- LISTED RECORDS
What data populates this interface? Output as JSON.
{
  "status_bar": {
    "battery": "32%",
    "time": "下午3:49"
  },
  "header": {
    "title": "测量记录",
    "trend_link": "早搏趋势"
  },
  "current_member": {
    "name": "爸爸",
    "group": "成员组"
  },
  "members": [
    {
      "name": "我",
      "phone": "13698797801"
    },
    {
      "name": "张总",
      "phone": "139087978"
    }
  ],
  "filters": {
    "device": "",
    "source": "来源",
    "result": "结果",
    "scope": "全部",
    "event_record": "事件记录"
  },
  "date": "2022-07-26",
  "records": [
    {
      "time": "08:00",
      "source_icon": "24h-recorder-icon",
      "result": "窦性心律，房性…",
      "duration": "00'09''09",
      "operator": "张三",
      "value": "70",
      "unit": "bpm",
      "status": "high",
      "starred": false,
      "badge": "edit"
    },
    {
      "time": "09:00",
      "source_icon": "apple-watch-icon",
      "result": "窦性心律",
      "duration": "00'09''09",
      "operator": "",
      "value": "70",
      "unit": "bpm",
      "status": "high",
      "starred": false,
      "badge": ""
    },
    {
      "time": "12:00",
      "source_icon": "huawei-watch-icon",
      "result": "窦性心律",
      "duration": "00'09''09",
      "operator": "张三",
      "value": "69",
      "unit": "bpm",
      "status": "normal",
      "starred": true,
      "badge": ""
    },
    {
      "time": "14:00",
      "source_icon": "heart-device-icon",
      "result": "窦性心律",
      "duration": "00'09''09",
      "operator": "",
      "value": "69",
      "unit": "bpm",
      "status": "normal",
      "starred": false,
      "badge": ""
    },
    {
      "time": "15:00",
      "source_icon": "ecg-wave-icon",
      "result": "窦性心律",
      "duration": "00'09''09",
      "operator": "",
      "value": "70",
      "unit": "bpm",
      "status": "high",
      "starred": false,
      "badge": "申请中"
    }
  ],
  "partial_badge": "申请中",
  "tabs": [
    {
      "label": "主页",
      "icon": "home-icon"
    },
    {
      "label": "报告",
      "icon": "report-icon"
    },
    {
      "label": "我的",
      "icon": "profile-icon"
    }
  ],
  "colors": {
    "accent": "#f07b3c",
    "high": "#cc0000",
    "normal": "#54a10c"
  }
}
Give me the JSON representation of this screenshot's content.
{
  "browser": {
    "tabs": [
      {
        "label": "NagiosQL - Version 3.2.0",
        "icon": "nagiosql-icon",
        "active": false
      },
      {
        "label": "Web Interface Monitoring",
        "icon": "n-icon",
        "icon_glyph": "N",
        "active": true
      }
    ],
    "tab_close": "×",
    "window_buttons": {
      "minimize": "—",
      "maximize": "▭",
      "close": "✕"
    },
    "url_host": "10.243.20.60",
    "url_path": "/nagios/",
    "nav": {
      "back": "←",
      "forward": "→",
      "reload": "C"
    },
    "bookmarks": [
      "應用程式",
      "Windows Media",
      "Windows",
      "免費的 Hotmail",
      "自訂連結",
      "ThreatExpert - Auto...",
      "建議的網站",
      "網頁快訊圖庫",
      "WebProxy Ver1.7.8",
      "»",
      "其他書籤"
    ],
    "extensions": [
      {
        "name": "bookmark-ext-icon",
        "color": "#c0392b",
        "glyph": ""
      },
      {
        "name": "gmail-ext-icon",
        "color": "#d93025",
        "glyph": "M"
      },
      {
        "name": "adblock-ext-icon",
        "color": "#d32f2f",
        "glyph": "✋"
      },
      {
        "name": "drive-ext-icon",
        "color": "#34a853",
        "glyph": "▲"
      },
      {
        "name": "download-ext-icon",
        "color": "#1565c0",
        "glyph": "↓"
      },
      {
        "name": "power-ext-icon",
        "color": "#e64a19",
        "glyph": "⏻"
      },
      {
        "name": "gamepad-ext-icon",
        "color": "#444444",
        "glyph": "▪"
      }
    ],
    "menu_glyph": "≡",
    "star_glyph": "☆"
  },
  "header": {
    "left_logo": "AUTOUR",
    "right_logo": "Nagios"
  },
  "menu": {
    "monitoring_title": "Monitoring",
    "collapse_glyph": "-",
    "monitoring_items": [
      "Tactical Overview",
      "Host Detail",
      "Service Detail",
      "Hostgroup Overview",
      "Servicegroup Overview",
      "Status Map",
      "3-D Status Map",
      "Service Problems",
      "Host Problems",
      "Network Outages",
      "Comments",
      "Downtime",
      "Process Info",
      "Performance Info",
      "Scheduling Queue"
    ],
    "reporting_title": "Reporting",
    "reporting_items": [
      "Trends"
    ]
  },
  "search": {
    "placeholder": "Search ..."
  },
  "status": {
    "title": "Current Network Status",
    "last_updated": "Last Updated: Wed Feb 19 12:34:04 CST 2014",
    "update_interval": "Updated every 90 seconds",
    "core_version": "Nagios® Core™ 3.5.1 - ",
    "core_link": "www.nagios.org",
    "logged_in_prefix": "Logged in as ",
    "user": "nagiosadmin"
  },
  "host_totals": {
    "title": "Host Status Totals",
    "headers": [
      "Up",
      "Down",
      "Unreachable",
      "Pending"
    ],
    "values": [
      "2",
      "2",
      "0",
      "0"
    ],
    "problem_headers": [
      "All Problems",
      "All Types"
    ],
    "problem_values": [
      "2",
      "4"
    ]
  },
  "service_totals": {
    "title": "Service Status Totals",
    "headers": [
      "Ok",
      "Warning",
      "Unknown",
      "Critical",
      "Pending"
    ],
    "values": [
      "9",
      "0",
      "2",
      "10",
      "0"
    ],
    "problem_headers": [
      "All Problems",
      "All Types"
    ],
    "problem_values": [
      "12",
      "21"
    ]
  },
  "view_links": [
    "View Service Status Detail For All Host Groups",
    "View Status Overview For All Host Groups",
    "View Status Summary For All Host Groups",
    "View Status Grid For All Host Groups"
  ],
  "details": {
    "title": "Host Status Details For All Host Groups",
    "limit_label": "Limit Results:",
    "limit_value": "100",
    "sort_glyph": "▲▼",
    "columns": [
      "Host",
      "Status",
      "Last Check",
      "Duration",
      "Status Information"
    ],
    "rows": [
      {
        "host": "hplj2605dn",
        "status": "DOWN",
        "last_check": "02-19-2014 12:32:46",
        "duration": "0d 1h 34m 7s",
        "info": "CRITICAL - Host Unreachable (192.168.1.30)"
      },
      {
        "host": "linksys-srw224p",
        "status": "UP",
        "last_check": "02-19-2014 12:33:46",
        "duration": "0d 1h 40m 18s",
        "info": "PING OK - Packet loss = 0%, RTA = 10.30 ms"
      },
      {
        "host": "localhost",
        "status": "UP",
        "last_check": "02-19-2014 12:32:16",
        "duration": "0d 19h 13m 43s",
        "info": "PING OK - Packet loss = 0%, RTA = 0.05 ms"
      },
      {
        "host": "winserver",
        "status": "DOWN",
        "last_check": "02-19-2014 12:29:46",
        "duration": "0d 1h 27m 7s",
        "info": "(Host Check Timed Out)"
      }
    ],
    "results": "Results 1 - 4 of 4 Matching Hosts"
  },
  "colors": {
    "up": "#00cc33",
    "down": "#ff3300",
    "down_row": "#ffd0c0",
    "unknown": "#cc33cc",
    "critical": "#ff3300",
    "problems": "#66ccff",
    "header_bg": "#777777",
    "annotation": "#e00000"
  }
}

---

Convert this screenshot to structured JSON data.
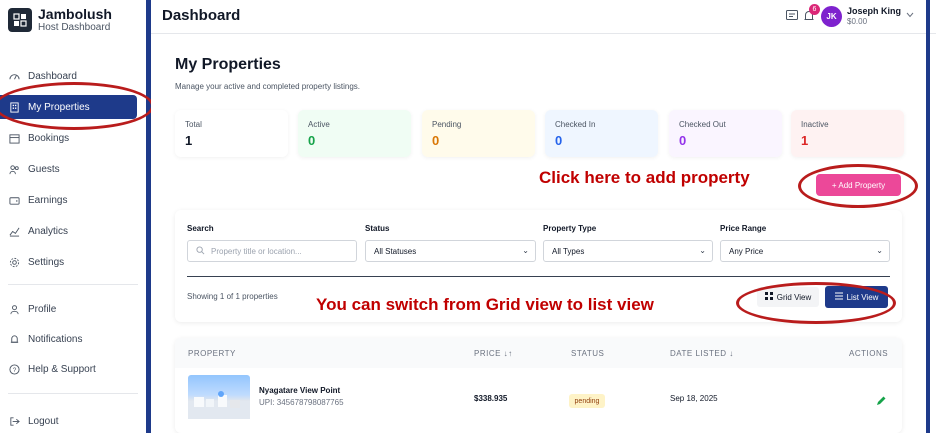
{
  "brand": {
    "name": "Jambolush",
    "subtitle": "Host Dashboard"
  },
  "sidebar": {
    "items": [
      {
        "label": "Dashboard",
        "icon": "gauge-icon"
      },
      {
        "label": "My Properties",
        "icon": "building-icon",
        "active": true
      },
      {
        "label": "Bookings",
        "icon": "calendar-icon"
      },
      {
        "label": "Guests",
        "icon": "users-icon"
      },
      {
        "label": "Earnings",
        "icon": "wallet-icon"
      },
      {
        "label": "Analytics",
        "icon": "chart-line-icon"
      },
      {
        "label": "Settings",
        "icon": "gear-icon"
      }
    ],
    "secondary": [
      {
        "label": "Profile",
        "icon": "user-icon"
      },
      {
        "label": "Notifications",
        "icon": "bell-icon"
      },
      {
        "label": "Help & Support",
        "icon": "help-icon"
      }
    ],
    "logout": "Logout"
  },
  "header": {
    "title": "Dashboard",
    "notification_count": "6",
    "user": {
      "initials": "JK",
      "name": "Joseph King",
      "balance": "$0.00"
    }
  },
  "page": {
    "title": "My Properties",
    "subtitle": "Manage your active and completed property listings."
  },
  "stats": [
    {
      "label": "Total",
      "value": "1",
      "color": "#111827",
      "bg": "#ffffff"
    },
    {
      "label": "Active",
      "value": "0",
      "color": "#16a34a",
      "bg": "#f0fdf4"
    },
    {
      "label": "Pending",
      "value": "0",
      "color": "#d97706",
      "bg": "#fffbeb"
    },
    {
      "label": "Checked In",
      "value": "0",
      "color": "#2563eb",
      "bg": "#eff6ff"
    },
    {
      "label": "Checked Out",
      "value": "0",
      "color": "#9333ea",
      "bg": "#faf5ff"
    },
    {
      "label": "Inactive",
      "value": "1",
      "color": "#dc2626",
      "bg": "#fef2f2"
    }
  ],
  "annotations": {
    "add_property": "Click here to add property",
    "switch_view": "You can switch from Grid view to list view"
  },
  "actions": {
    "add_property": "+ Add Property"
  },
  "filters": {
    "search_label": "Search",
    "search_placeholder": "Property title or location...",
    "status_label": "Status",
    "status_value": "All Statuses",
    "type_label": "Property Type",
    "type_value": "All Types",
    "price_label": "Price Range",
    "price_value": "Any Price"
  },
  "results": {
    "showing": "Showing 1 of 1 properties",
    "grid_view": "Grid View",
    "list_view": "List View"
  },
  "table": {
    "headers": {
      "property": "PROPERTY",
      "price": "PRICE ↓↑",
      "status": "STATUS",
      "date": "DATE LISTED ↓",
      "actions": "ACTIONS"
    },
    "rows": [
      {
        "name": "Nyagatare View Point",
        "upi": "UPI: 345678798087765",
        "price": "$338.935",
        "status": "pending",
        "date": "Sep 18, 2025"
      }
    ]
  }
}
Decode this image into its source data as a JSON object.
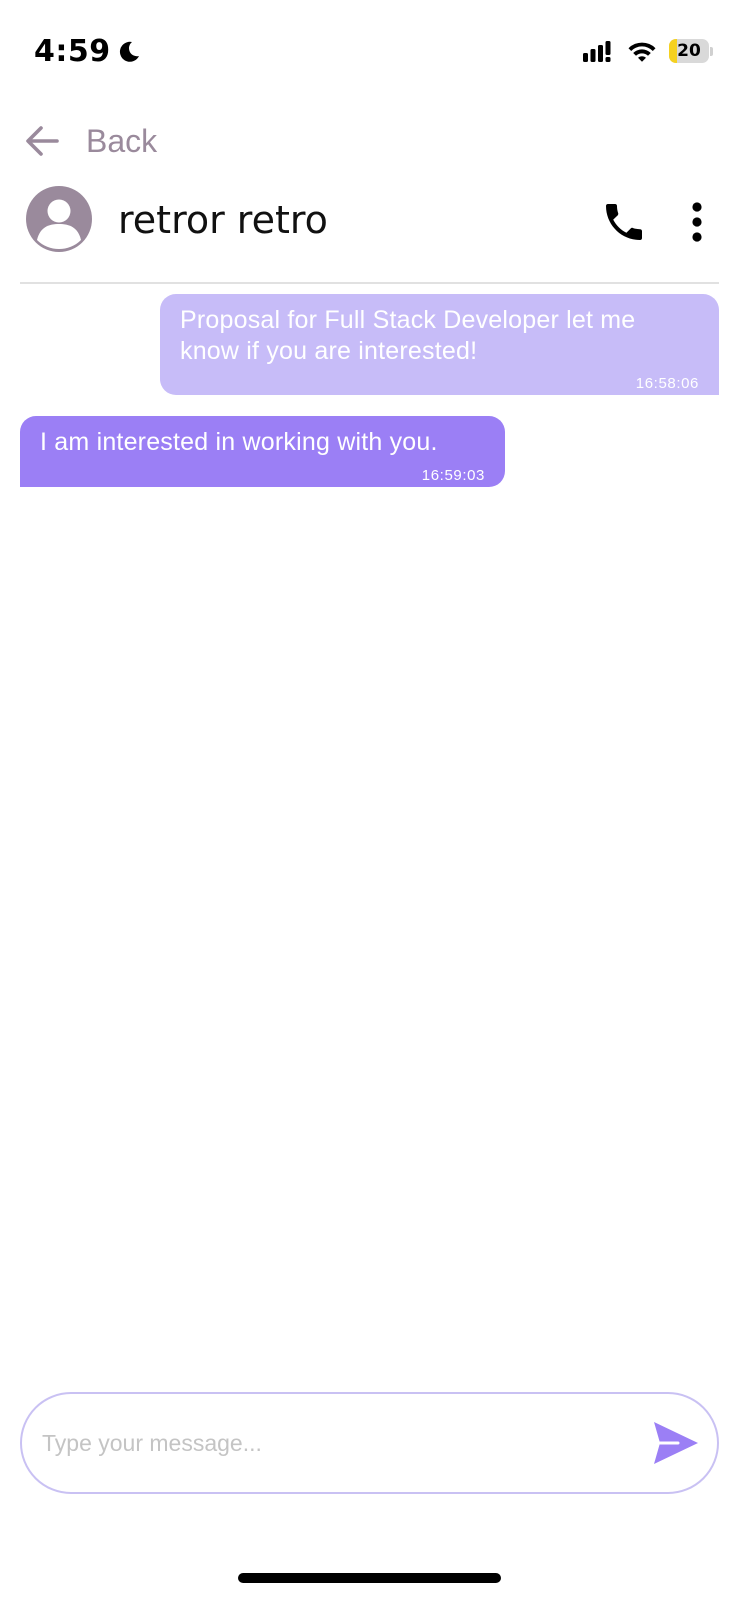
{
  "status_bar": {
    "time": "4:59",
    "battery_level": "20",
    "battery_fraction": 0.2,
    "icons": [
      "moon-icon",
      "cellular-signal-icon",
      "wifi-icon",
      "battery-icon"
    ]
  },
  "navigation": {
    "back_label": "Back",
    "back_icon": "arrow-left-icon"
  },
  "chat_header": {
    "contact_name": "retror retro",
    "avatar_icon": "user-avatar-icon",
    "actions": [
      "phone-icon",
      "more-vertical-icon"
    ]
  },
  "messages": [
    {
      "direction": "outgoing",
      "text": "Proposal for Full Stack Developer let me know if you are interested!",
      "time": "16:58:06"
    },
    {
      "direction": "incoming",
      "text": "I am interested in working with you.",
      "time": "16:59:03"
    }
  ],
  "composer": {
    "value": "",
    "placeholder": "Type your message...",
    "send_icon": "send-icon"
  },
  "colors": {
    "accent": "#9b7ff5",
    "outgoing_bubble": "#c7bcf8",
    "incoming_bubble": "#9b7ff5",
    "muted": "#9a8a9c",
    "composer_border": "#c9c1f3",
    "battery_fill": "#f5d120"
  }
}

--

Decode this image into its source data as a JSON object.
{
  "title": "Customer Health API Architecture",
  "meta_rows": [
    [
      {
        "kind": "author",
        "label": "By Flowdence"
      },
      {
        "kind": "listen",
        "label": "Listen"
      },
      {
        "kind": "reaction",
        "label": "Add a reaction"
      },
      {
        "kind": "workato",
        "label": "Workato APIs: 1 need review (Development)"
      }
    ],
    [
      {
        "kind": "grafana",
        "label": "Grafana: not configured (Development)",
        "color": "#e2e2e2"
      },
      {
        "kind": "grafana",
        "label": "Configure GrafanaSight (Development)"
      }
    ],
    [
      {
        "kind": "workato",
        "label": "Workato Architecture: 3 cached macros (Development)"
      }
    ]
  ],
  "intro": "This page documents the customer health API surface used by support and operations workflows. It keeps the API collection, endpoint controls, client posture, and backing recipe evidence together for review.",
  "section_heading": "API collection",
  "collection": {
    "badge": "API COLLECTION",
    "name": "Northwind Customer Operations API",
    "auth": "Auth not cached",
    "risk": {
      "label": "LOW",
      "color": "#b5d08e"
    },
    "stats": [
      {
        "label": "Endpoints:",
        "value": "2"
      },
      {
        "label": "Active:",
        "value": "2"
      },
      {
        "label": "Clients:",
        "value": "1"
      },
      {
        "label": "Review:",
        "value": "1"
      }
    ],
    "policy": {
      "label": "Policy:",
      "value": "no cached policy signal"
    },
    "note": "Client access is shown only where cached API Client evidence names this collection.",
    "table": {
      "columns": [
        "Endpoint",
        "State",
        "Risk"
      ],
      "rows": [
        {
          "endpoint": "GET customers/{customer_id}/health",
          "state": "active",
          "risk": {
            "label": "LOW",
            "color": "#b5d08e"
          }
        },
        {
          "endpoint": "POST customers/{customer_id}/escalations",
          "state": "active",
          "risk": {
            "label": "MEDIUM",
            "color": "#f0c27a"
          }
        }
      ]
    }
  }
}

- EXERCISE DESCRIPTION
Copy every line that contains the string "loss".

- RESPONSE TO THE TASK
        "info": "PING OK - Packet loss = 0%, RTA = 10.30 ms"
        "info": "PING OK - Packet loss = 0%, RTA = 0.05 ms"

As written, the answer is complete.